EXCERPTED DATA:
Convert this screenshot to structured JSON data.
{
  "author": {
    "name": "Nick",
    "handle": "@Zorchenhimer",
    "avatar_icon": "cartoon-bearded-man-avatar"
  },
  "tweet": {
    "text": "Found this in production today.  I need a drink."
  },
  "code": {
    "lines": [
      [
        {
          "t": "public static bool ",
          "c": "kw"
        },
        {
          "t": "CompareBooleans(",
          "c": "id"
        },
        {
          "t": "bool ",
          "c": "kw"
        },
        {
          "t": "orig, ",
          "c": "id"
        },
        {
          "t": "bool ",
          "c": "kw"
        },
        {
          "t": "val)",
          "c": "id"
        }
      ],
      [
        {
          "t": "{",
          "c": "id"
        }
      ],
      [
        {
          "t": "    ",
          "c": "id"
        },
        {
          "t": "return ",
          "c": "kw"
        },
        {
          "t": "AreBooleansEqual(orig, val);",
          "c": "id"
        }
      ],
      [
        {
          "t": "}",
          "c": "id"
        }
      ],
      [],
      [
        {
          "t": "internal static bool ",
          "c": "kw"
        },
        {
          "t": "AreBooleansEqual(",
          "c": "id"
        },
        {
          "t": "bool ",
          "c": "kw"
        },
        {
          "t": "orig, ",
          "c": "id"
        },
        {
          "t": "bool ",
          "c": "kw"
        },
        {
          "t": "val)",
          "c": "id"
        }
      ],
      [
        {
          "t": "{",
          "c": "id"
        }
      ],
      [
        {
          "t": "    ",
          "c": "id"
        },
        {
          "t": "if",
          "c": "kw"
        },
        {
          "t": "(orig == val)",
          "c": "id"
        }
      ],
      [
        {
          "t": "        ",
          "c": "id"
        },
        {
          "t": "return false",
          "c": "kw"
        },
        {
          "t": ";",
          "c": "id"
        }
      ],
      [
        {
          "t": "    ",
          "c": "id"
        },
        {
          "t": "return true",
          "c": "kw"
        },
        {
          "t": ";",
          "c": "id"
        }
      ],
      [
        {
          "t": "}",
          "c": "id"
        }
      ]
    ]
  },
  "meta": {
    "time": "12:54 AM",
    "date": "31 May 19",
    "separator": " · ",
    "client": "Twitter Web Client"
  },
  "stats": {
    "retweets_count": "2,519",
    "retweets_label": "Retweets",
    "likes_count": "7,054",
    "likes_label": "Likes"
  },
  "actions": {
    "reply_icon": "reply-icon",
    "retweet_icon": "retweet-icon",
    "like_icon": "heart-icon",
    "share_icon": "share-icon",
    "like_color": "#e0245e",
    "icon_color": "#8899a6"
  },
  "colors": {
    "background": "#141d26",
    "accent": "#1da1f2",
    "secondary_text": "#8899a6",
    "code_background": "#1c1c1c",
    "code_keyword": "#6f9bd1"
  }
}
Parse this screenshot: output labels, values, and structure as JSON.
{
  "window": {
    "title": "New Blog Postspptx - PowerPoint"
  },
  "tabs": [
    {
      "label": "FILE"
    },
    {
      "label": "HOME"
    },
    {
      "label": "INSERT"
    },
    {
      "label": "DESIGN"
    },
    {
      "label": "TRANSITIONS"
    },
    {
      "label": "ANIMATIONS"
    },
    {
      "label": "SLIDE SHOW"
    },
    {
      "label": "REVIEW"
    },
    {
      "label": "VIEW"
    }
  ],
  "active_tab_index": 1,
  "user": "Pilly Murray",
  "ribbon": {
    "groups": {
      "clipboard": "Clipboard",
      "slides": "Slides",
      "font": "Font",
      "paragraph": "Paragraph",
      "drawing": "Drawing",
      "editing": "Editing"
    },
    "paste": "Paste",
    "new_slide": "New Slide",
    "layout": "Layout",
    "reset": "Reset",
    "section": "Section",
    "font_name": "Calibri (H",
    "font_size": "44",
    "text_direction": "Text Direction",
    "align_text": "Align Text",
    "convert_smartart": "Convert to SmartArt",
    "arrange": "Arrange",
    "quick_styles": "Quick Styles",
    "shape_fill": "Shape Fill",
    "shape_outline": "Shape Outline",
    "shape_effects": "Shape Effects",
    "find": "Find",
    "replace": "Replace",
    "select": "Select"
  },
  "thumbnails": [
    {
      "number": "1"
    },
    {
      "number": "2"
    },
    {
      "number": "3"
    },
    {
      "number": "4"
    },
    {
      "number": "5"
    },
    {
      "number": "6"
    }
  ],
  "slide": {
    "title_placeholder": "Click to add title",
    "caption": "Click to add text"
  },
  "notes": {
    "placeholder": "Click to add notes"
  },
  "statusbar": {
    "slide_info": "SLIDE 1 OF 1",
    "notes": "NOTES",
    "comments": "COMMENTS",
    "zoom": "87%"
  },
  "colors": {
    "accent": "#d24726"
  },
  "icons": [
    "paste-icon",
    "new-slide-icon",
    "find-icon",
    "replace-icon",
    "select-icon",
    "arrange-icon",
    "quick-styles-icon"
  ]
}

GIVEN TASK:
Tally the lines of the material above that contain the word "title" and report the total alone.

REPLY:
2